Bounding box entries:
* * *

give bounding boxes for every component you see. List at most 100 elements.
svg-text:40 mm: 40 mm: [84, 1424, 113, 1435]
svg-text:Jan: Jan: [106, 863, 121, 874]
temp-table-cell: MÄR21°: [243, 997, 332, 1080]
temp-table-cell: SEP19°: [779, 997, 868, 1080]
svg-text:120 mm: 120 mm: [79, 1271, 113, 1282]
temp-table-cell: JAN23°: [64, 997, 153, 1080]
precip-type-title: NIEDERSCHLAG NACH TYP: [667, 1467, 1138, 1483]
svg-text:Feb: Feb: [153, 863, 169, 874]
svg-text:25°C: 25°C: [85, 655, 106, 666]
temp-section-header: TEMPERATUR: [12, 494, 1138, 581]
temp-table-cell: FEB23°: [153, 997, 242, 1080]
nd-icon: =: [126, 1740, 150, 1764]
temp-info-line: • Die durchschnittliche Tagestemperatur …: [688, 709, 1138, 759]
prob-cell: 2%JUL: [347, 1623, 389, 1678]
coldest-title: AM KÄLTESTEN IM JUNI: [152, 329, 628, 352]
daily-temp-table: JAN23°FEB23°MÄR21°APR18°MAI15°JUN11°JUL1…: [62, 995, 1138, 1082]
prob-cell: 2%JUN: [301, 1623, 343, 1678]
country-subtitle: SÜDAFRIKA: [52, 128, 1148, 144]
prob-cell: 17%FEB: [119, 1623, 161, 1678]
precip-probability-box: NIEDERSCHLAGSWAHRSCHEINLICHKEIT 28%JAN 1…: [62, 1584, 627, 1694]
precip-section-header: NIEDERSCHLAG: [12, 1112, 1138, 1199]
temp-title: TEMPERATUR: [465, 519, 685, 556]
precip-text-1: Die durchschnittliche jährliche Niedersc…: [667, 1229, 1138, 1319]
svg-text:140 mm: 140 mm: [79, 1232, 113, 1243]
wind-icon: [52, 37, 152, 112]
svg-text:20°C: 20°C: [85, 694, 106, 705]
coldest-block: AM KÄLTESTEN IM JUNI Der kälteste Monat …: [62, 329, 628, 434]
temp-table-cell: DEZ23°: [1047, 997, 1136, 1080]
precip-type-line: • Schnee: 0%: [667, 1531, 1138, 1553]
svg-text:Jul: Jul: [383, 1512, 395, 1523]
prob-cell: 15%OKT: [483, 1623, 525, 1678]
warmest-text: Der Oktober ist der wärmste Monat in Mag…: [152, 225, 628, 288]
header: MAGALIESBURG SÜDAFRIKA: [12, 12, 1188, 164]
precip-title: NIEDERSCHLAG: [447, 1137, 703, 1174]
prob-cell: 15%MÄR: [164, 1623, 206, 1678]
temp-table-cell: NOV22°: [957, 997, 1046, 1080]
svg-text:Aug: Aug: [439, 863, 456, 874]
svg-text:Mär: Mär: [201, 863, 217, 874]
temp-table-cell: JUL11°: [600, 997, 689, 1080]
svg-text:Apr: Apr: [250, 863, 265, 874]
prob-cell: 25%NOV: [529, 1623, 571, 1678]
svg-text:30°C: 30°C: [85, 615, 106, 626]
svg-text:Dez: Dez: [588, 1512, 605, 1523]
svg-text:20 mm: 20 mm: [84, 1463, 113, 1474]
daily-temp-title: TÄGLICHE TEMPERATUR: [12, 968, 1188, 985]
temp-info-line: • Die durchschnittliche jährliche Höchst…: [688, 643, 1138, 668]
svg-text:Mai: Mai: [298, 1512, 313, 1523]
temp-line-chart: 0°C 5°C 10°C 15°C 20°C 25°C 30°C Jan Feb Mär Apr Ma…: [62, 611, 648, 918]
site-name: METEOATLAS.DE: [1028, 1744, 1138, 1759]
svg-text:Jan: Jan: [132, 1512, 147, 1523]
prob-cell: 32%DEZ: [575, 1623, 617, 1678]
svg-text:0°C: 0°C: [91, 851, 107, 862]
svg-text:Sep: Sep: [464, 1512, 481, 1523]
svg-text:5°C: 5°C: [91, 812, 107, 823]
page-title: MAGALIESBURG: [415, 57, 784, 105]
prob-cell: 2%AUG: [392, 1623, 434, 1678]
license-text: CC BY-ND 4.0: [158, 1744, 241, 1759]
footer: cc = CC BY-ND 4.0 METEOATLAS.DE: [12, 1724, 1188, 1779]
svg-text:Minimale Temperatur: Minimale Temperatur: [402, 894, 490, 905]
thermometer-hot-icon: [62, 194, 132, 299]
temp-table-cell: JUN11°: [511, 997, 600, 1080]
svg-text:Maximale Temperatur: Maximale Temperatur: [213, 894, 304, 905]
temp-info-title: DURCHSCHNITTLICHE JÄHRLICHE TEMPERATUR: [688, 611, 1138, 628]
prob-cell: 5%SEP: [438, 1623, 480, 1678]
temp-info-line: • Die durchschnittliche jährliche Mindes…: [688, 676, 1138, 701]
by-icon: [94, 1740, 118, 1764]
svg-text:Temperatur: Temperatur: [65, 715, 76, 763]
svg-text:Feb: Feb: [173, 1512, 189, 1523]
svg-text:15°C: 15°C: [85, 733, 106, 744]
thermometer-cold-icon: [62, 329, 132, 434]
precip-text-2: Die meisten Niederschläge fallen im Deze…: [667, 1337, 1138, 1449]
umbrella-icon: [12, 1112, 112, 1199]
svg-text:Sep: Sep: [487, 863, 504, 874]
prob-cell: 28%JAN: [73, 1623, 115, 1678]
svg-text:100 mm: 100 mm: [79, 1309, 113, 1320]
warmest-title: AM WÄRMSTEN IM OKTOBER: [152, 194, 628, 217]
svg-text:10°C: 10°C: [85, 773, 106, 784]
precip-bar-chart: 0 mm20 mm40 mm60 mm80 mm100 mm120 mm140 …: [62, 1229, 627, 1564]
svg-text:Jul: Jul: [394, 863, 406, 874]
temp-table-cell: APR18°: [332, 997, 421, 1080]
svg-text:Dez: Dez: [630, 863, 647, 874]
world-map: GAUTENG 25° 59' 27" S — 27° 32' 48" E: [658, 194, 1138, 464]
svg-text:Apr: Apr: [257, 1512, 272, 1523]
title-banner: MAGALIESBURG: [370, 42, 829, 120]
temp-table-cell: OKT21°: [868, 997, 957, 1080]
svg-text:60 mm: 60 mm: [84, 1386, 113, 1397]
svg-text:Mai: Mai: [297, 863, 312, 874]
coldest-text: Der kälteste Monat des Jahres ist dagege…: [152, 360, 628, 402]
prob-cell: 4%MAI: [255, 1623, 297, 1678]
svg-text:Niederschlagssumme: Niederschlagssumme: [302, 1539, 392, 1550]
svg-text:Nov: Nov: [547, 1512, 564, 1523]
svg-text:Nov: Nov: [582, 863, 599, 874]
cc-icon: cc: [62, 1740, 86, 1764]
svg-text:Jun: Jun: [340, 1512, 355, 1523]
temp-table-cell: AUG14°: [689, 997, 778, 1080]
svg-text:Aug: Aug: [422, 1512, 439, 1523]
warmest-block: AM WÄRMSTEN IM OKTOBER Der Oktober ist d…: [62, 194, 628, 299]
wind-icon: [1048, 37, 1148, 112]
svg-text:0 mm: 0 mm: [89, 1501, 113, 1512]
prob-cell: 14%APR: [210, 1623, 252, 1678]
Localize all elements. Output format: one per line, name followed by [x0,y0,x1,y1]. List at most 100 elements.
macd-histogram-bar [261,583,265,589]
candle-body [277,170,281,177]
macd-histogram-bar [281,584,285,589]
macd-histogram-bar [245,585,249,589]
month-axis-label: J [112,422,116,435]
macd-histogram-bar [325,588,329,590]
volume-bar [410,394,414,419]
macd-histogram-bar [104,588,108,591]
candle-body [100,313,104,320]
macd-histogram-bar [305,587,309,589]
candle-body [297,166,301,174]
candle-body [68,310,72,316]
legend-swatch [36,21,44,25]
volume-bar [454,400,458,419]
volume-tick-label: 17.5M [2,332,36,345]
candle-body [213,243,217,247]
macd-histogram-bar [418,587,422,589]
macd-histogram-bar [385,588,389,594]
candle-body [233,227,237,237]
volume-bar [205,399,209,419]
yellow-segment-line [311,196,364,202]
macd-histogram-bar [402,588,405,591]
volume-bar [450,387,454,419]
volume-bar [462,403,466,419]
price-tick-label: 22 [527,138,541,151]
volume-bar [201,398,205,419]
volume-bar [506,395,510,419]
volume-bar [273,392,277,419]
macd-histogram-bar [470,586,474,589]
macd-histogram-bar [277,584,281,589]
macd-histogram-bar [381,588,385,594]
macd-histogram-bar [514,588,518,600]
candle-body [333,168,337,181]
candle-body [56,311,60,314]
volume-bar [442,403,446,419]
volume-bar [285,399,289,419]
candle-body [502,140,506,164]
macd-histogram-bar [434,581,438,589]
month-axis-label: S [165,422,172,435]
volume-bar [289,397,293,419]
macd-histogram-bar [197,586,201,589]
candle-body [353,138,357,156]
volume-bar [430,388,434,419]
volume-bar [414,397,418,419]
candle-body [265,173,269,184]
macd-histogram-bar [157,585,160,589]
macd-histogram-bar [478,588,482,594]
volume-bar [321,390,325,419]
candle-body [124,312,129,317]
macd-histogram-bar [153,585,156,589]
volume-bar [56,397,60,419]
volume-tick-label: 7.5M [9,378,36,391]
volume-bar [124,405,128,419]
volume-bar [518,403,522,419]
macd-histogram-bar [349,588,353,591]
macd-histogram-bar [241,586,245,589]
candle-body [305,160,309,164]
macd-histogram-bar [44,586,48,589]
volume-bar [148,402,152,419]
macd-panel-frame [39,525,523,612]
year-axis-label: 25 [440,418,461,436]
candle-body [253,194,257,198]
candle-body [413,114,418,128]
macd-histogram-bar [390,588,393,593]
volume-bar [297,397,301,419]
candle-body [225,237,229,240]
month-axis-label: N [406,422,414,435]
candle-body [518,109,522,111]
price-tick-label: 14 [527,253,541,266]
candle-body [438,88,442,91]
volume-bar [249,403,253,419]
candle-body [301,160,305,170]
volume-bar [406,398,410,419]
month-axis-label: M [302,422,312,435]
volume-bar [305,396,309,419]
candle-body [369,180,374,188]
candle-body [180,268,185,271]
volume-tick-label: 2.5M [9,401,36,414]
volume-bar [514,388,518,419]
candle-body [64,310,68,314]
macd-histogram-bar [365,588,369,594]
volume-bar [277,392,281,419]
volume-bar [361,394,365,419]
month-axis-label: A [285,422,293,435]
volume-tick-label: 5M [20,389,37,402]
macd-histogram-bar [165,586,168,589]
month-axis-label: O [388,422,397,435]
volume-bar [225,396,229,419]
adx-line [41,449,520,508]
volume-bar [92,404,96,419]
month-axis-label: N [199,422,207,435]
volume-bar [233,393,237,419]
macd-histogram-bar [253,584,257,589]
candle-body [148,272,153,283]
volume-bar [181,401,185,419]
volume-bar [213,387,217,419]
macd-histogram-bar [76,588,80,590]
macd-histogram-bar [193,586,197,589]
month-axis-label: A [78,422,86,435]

* * *

→ TASK REQUIREMENTS
Please select each line of the rows above that contains the string "price", treating uppercase and lowercase letters as different.

→ FINISHED ANSWER
price-tick-label: 22 [527,138,541,151]
price-tick-label: 14 [527,253,541,266]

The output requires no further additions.